DO THIS — Look through the listing below and give the number of lines that hold "JSON". Say nothing more.

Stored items
--*--

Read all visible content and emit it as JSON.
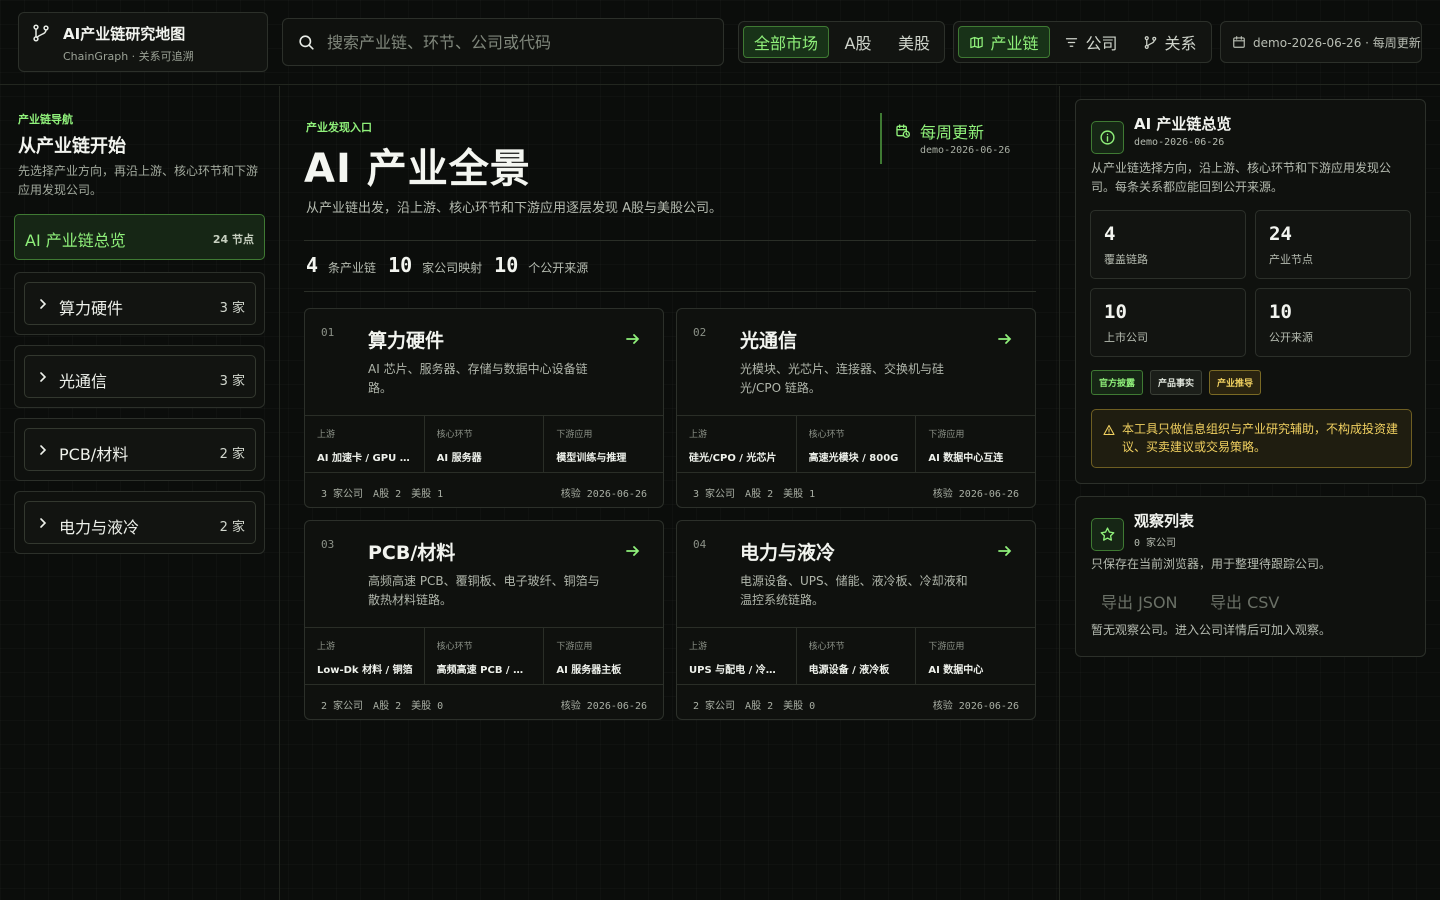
{
  "header": {
    "app_title": "AI产业链研究地图",
    "app_subtitle": "ChainGraph · 关系可追溯",
    "search_placeholder": "搜索产业链、环节、公司或代码",
    "market_tabs": [
      "全部市场",
      "A股",
      "美股"
    ],
    "view_tabs": [
      "产业链",
      "公司",
      "关系"
    ],
    "data_version": "demo-2026-06-26 · 每周更新",
    "accent_color": "#8ff07a"
  },
  "sidebar": {
    "eyebrow": "产业链导航",
    "title": "从产业链开始",
    "description": "先选择产业方向，再沿上游、核心环节和下游应用发现公司。",
    "overview": {
      "label": "AI 产业链总览",
      "count": "24 节点"
    },
    "items": [
      {
        "label": "算力硬件",
        "count": "3 家"
      },
      {
        "label": "光通信",
        "count": "3 家"
      },
      {
        "label": "PCB/材料",
        "count": "2 家"
      },
      {
        "label": "电力与液冷",
        "count": "2 家"
      }
    ]
  },
  "main": {
    "eyebrow": "产业发现入口",
    "title": "AI 产业全景",
    "description": "从产业链出发，沿上游、核心环节和下游应用逐层发现 A股与美股公司。",
    "update": {
      "title": "每周更新",
      "date": "demo-2026-06-26"
    },
    "stats": [
      {
        "num": "4",
        "label": "条产业链"
      },
      {
        "num": "10",
        "label": "家公司映射"
      },
      {
        "num": "10",
        "label": "个公开来源"
      }
    ],
    "link_labels": [
      "上游",
      "核心环节",
      "下游应用"
    ],
    "chains": [
      {
        "no": "01",
        "title": "算力硬件",
        "desc": "AI 芯片、服务器、存储与数据中心设备链路。",
        "upstream": "AI 加速卡 / GPU 芯片",
        "core": "AI 服务器",
        "downstream": "模型训练与推理",
        "companies": "3 家公司",
        "a_share": "A股 2",
        "us_share": "美股 1",
        "verified": "核验 2026-06-26"
      },
      {
        "no": "02",
        "title": "光通信",
        "desc": "光模块、光芯片、连接器、交换机与硅光/CPO 链路。",
        "upstream": "硅光/CPO / 光芯片",
        "core": "高速光模块 / 800G",
        "downstream": "AI 数据中心互连",
        "companies": "3 家公司",
        "a_share": "A股 2",
        "us_share": "美股 1",
        "verified": "核验 2026-06-26"
      },
      {
        "no": "03",
        "title": "PCB/材料",
        "desc": "高频高速 PCB、覆铜板、电子玻纤、铜箔与散热材料链路。",
        "upstream": "Low-Dk 材料 / 铜箔",
        "core": "高频高速 PCB / 覆铜板",
        "downstream": "AI 服务器主板",
        "companies": "2 家公司",
        "a_share": "A股 2",
        "us_share": "美股 0",
        "verified": "核验 2026-06-26"
      },
      {
        "no": "04",
        "title": "电力与液冷",
        "desc": "电源设备、UPS、储能、液冷板、冷却液和温控系统链路。",
        "upstream": "UPS 与配电 / 冷却液",
        "core": "电源设备 / 液冷板",
        "downstream": "AI 数据中心",
        "companies": "2 家公司",
        "a_share": "A股 2",
        "us_share": "美股 0",
        "verified": "核验 2026-06-26"
      }
    ]
  },
  "overview_panel": {
    "title": "AI 产业链总览",
    "date": "demo-2026-06-26",
    "description": "从产业链选择方向，沿上游、核心环节和下游应用发现公司。每条关系都应能回到公开来源。",
    "stats": [
      {
        "num": "4",
        "label": "覆盖链路"
      },
      {
        "num": "24",
        "label": "产业节点"
      },
      {
        "num": "10",
        "label": "上市公司"
      },
      {
        "num": "10",
        "label": "公开来源"
      }
    ],
    "badges": [
      "官方披露",
      "产品事实",
      "产业推导"
    ],
    "disclaimer": "本工具只做信息组织与产业研究辅助，不构成投资建议、买卖建议或交易策略。"
  },
  "watchlist": {
    "title": "观察列表",
    "count": "0 家公司",
    "description": "只保存在当前浏览器，用于整理待跟踪公司。",
    "export_json": "导出 JSON",
    "export_csv": "导出 CSV",
    "empty_text": "暂无观察公司。进入公司详情后可加入观察。"
  }
}
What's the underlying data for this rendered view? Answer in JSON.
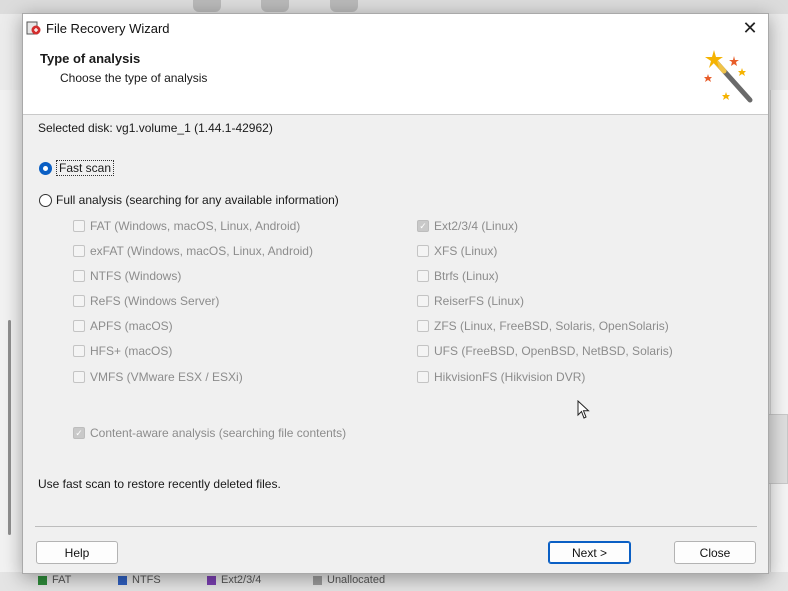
{
  "window": {
    "title": "File Recovery Wizard",
    "close_glyph": "✕",
    "app_icon": "file-recovery-app-icon"
  },
  "header": {
    "title": "Type of analysis",
    "subtitle": "Choose the type of analysis",
    "icon": "magic-wand-icon"
  },
  "selected_disk": "Selected disk: vg1.volume_1 (1.44.1-42962)",
  "scan_options": {
    "fast_scan": {
      "label": "Fast scan",
      "selected": true
    },
    "full_analysis": {
      "label": "Full analysis (searching for any available information)",
      "selected": false
    }
  },
  "filesystems_left": [
    {
      "label": "FAT (Windows, macOS, Linux, Android)",
      "checked": false
    },
    {
      "label": "exFAT (Windows, macOS, Linux, Android)",
      "checked": false
    },
    {
      "label": "NTFS (Windows)",
      "checked": false
    },
    {
      "label": "ReFS (Windows Server)",
      "checked": false
    },
    {
      "label": "APFS (macOS)",
      "checked": false
    },
    {
      "label": "HFS+ (macOS)",
      "checked": false
    },
    {
      "label": "VMFS (VMware ESX / ESXi)",
      "checked": false
    }
  ],
  "filesystems_right": [
    {
      "label": "Ext2/3/4 (Linux)",
      "checked": true
    },
    {
      "label": "XFS (Linux)",
      "checked": false
    },
    {
      "label": "Btrfs (Linux)",
      "checked": false
    },
    {
      "label": "ReiserFS (Linux)",
      "checked": false
    },
    {
      "label": "ZFS (Linux, FreeBSD, Solaris, OpenSolaris)",
      "checked": false
    },
    {
      "label": "UFS (FreeBSD, OpenBSD, NetBSD, Solaris)",
      "checked": false
    },
    {
      "label": "HikvisionFS (Hikvision DVR)",
      "checked": false
    }
  ],
  "content_aware": {
    "label": "Content-aware analysis (searching file contents)",
    "checked": true
  },
  "hint": "Use fast scan to restore recently deleted files.",
  "buttons": {
    "help": "Help",
    "next": "Next >",
    "close": "Close"
  },
  "background_legend": [
    {
      "label": "FAT",
      "color": "#2e8b3a"
    },
    {
      "label": "NTFS",
      "color": "#2f5fbf"
    },
    {
      "label": "Ext2/3/4",
      "color": "#7a3fb0"
    },
    {
      "label": "Unallocated",
      "color": "#9a9a9a"
    }
  ],
  "colors": {
    "accent": "#0a5fc4",
    "disabled_text": "#8c8c8c"
  }
}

--*--

EXERCISE RESPONSE — 3